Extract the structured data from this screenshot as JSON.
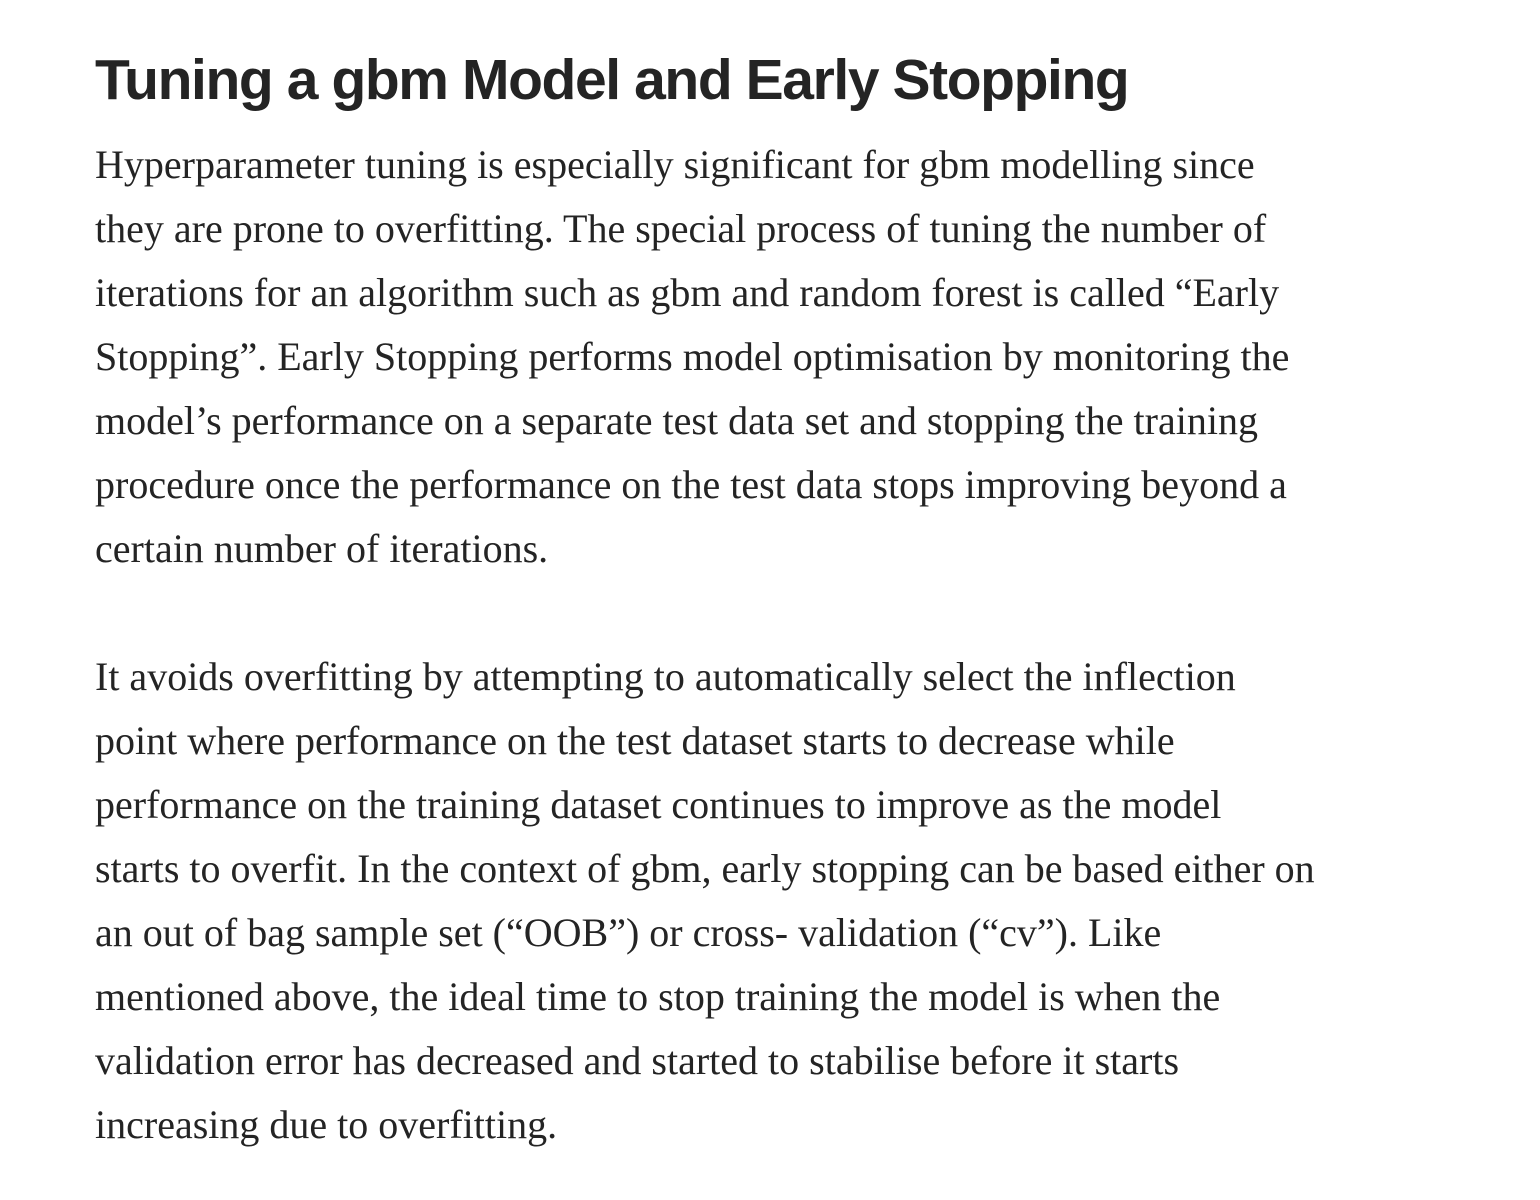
{
  "article": {
    "title": "Tuning a gbm Model and Early Stopping",
    "paragraphs": [
      {
        "lines": [
          "Hyperparameter tuning is especially significant for gbm modelling since",
          "they are prone to overfitting. The special process of tuning the number of",
          "iterations for an algorithm such as gbm and random forest is called “Early",
          "Stopping”. Early Stopping performs model optimisation by monitoring the",
          "model’s performance on a separate test data set and stopping the training",
          "procedure once the performance on the test data stops improving beyond a",
          "certain number of iterations."
        ]
      },
      {
        "lines": [
          "It avoids overfitting by attempting to automatically select the inflection",
          "point where performance on the test dataset starts to decrease while",
          "performance on the training dataset continues to improve as the model",
          "starts to overfit. In the context of gbm, early stopping can be based either on",
          "an out of bag sample set (“OOB”) or cross- validation (“cv”). Like",
          "mentioned above, the ideal time to stop training the model is when the",
          "validation error has decreased and started to stabilise before it starts",
          "increasing due to overfitting."
        ]
      }
    ]
  }
}
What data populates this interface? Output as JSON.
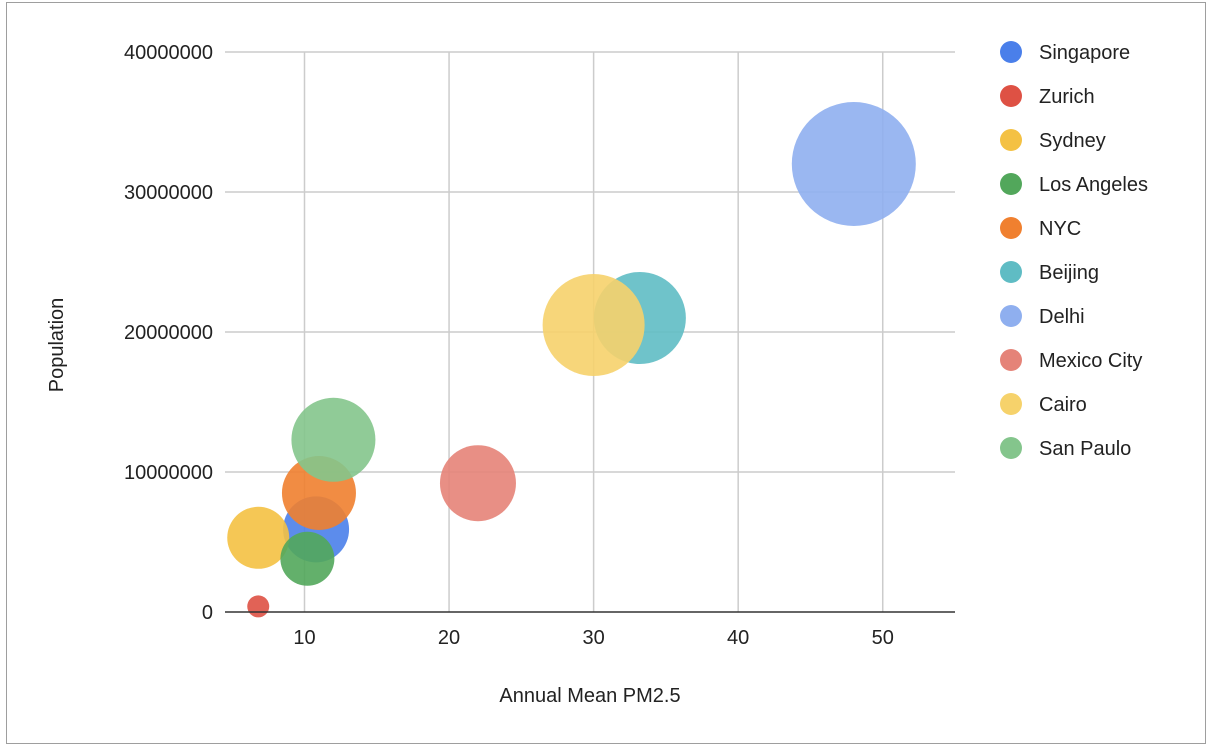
{
  "chart_data": {
    "type": "bubble",
    "xlabel": "Annual Mean PM2.5",
    "ylabel": "Population",
    "xlim": [
      4.5,
      55
    ],
    "ylim": [
      0,
      40000000
    ],
    "x_ticks": [
      10,
      20,
      30,
      40,
      50
    ],
    "y_ticks": [
      0,
      10000000,
      20000000,
      30000000,
      40000000
    ],
    "x_tick_labels": [
      "10",
      "20",
      "30",
      "40",
      "50"
    ],
    "y_tick_labels": [
      "0",
      "10000000",
      "20000000",
      "30000000",
      "40000000"
    ],
    "grid": true,
    "legend_position": "right",
    "series": [
      {
        "name": "Singapore",
        "x": 10.8,
        "y": 5900000,
        "size": 33,
        "color": "#4a7fea"
      },
      {
        "name": "Zurich",
        "x": 6.8,
        "y": 400000,
        "size": 11,
        "color": "#de5144"
      },
      {
        "name": "Sydney",
        "x": 6.8,
        "y": 5300000,
        "size": 31,
        "color": "#f4c143"
      },
      {
        "name": "Los Angeles",
        "x": 10.2,
        "y": 3800000,
        "size": 27,
        "color": "#52a75b"
      },
      {
        "name": "NYC",
        "x": 11.0,
        "y": 8500000,
        "size": 37,
        "color": "#f0802f"
      },
      {
        "name": "Beijing",
        "x": 33.2,
        "y": 21000000,
        "size": 46,
        "color": "#5fbcc4"
      },
      {
        "name": "Delhi",
        "x": 48.0,
        "y": 32000000,
        "size": 62,
        "color": "#8fafef"
      },
      {
        "name": "Mexico City",
        "x": 22.0,
        "y": 9200000,
        "size": 38,
        "color": "#e58378"
      },
      {
        "name": "Cairo",
        "x": 30.0,
        "y": 20500000,
        "size": 51,
        "color": "#f6d26b"
      },
      {
        "name": "San Paulo",
        "x": 12.0,
        "y": 12300000,
        "size": 42,
        "color": "#84c58c"
      }
    ]
  }
}
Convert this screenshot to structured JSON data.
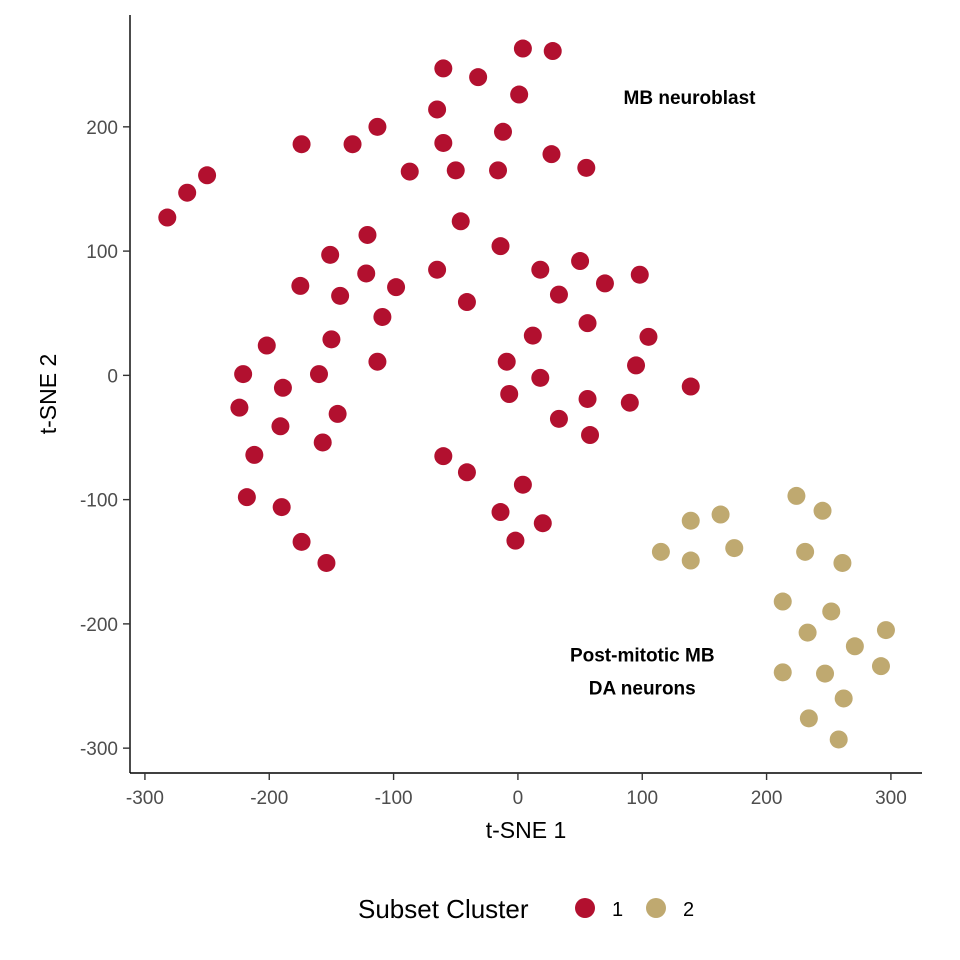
{
  "chart_data": {
    "type": "scatter",
    "xlabel": "t-SNE 1",
    "ylabel": "t-SNE 2",
    "xlim": [
      -312,
      325
    ],
    "ylim": [
      -320,
      290
    ],
    "xticks": [
      -300,
      -200,
      -100,
      0,
      100,
      200,
      300
    ],
    "yticks": [
      -300,
      -200,
      -100,
      0,
      100,
      200
    ],
    "grid": false,
    "legend": {
      "title": "Subset Cluster",
      "position": "bottom",
      "entries": [
        "1",
        "2"
      ]
    },
    "annotations": [
      {
        "lines": [
          "MB neuroblast"
        ],
        "x": 138,
        "y": 224
      },
      {
        "lines": [
          "Post-mitotic MB",
          "DA neurons"
        ],
        "x": 100,
        "y": -238
      }
    ],
    "series": [
      {
        "name": "1",
        "color": "#b2102f",
        "points": [
          [
            4,
            263
          ],
          [
            28,
            261
          ],
          [
            -60,
            247
          ],
          [
            -32,
            240
          ],
          [
            1,
            226
          ],
          [
            -65,
            214
          ],
          [
            -12,
            196
          ],
          [
            -113,
            200
          ],
          [
            -174,
            186
          ],
          [
            -133,
            186
          ],
          [
            -60,
            187
          ],
          [
            27,
            178
          ],
          [
            -87,
            164
          ],
          [
            -50,
            165
          ],
          [
            -16,
            165
          ],
          [
            55,
            167
          ],
          [
            -250,
            161
          ],
          [
            -266,
            147
          ],
          [
            -282,
            127
          ],
          [
            -46,
            124
          ],
          [
            -121,
            113
          ],
          [
            -14,
            104
          ],
          [
            -151,
            97
          ],
          [
            50,
            92
          ],
          [
            18,
            85
          ],
          [
            -65,
            85
          ],
          [
            -122,
            82
          ],
          [
            98,
            81
          ],
          [
            70,
            74
          ],
          [
            -175,
            72
          ],
          [
            -98,
            71
          ],
          [
            33,
            65
          ],
          [
            -143,
            64
          ],
          [
            -41,
            59
          ],
          [
            -109,
            47
          ],
          [
            56,
            42
          ],
          [
            -150,
            29
          ],
          [
            12,
            32
          ],
          [
            105,
            31
          ],
          [
            -202,
            24
          ],
          [
            -113,
            11
          ],
          [
            -9,
            11
          ],
          [
            95,
            8
          ],
          [
            -221,
            1
          ],
          [
            -160,
            1
          ],
          [
            18,
            -2
          ],
          [
            -189,
            -10
          ],
          [
            139,
            -9
          ],
          [
            -7,
            -15
          ],
          [
            56,
            -19
          ],
          [
            -224,
            -26
          ],
          [
            90,
            -22
          ],
          [
            -145,
            -31
          ],
          [
            33,
            -35
          ],
          [
            -191,
            -41
          ],
          [
            58,
            -48
          ],
          [
            -157,
            -54
          ],
          [
            -212,
            -64
          ],
          [
            -60,
            -65
          ],
          [
            -41,
            -78
          ],
          [
            4,
            -88
          ],
          [
            -218,
            -98
          ],
          [
            -190,
            -106
          ],
          [
            -14,
            -110
          ],
          [
            20,
            -119
          ],
          [
            -174,
            -134
          ],
          [
            -2,
            -133
          ],
          [
            -154,
            -151
          ]
        ]
      },
      {
        "name": "2",
        "color": "#bfa970",
        "points": [
          [
            224,
            -97
          ],
          [
            245,
            -109
          ],
          [
            139,
            -117
          ],
          [
            163,
            -112
          ],
          [
            115,
            -142
          ],
          [
            139,
            -149
          ],
          [
            174,
            -139
          ],
          [
            231,
            -142
          ],
          [
            261,
            -151
          ],
          [
            213,
            -182
          ],
          [
            252,
            -190
          ],
          [
            233,
            -207
          ],
          [
            296,
            -205
          ],
          [
            271,
            -218
          ],
          [
            213,
            -239
          ],
          [
            247,
            -240
          ],
          [
            292,
            -234
          ],
          [
            262,
            -260
          ],
          [
            234,
            -276
          ],
          [
            258,
            -293
          ]
        ]
      }
    ]
  }
}
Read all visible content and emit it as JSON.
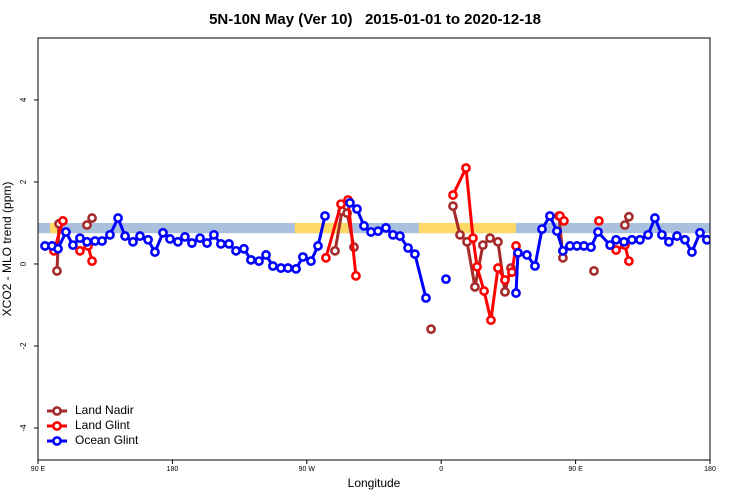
{
  "chart_data": {
    "type": "line",
    "title": "5N-10N May (Ver 10)   2015-01-01 to 2020-12-18",
    "x_label": "Longitude",
    "y_label": "XCO2 - MLO trend (ppm)",
    "xlim": [
      90,
      540
    ],
    "xticks": [
      {
        "value": 90,
        "label": "90 E"
      },
      180,
      {
        "value": 270,
        "label": "90 W"
      },
      {
        "value": 360,
        "label": "0"
      },
      {
        "value": 450,
        "label": "90 E"
      },
      {
        "value": 540,
        "label": "180"
      }
    ],
    "ylim": [
      -4.78,
      5.51
    ],
    "yticks": [
      -4,
      -2,
      0,
      2,
      4
    ],
    "band_ylim": [
      0.75,
      1.0
    ],
    "band_color": "#a9c0de",
    "band_highlights": [
      [
        98,
        106
      ],
      [
        262,
        298
      ],
      [
        345,
        410
      ]
    ],
    "highlight_color": "#ffd966",
    "legend": "bottom left",
    "series": [
      {
        "name": "Land Nadir",
        "color": "#a52a2a",
        "x": [
          102.7,
          104.1,
          null,
          122.8,
          126.2,
          null,
          288.9,
          293.6,
          297.0,
          301.6,
          null,
          353.2,
          null,
          367.9,
          372.6,
          377.3,
          382.6,
          387.9,
          392.7,
          398.0,
          402.7,
          406.7,
          null,
          438.9,
          441.5,
          null,
          462.3,
          null,
          483.0,
          485.7
        ],
        "values": [
          -0.17,
          0.98,
          null,
          0.95,
          1.12,
          null,
          0.32,
          1.29,
          1.24,
          0.41,
          null,
          -1.59,
          null,
          1.41,
          0.71,
          0.54,
          -0.56,
          0.46,
          0.63,
          0.54,
          -0.68,
          -0.1,
          null,
          1.17,
          0.15,
          null,
          -0.17,
          null,
          0.95,
          1.15
        ]
      },
      {
        "name": "Land Glint",
        "color": "#ff0000",
        "x": [
          100.7,
          106.7,
          null,
          118.1,
          123.5,
          126.2,
          null,
          282.8,
          292.9,
          297.6,
          302.9,
          null,
          367.9,
          376.6,
          381.3,
          384.0,
          388.7,
          393.3,
          398.0,
          402.7,
          407.4,
          410.1,
          null,
          439.5,
          442.2,
          null,
          465.6,
          null,
          477.1,
          483.0,
          485.7
        ],
        "values": [
          0.32,
          1.05,
          null,
          0.32,
          0.44,
          0.07,
          null,
          0.15,
          1.46,
          1.56,
          -0.29,
          null,
          1.68,
          2.34,
          0.63,
          -0.07,
          -0.66,
          -1.37,
          -0.1,
          -0.39,
          -0.2,
          0.44,
          null,
          1.17,
          1.05,
          null,
          1.05,
          null,
          0.34,
          0.46,
          0.07
        ]
      },
      {
        "name": "Ocean Glint",
        "color": "#0000ff",
        "x": [
          94.7,
          99.4,
          103.4,
          108.7,
          113.4,
          118.1,
          122.8,
          128.2,
          132.9,
          138.2,
          143.6,
          148.3,
          153.6,
          158.3,
          163.7,
          168.3,
          173.7,
          178.4,
          183.7,
          188.4,
          193.1,
          198.5,
          203.2,
          207.8,
          212.5,
          217.9,
          222.6,
          227.9,
          232.6,
          238.0,
          242.7,
          247.3,
          252.7,
          257.4,
          262.8,
          267.4,
          272.8,
          277.5,
          282.2,
          null,
          298.9,
          303.6,
          308.3,
          313.0,
          317.7,
          323.0,
          327.7,
          332.4,
          337.8,
          342.4,
          349.8,
          null,
          363.2,
          null,
          410.1,
          411.4,
          417.4,
          422.8,
          427.5,
          432.8,
          437.5,
          441.5,
          446.2,
          450.9,
          455.6,
          460.3,
          465.0,
          473.1,
          477.1,
          482.4,
          487.7,
          493.1,
          498.5,
          503.1,
          507.8,
          512.5,
          517.9,
          523.2,
          527.9,
          533.3,
          537.9
        ],
        "values": [
          0.44,
          0.44,
          0.37,
          0.78,
          0.46,
          0.63,
          0.54,
          0.56,
          0.56,
          0.71,
          1.12,
          0.68,
          0.54,
          0.68,
          0.59,
          0.29,
          0.76,
          0.61,
          0.54,
          0.66,
          0.51,
          0.63,
          0.51,
          0.71,
          0.49,
          0.49,
          0.32,
          0.37,
          0.1,
          0.07,
          0.22,
          -0.05,
          -0.1,
          -0.1,
          -0.12,
          0.17,
          0.07,
          0.44,
          1.17,
          null,
          1.49,
          1.34,
          0.93,
          0.78,
          0.8,
          0.88,
          0.71,
          0.68,
          0.39,
          0.24,
          -0.83,
          null,
          -0.37,
          null,
          -0.71,
          0.27,
          0.22,
          -0.05,
          0.85,
          1.17,
          0.8,
          0.32,
          0.44,
          0.44,
          0.44,
          0.41,
          0.78,
          0.46,
          0.59,
          0.54,
          0.59,
          0.59,
          0.71,
          1.12,
          0.71,
          0.54,
          0.68,
          0.59,
          0.29,
          0.76,
          0.59
        ]
      }
    ]
  }
}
━━━━━━━━━━━━━━━━━━━━━━━━━━━━━━
DESCRIPTION OF THE TASK:
Your answer should be a single number: the count of lines containing the word "training".

SOLUTION:
3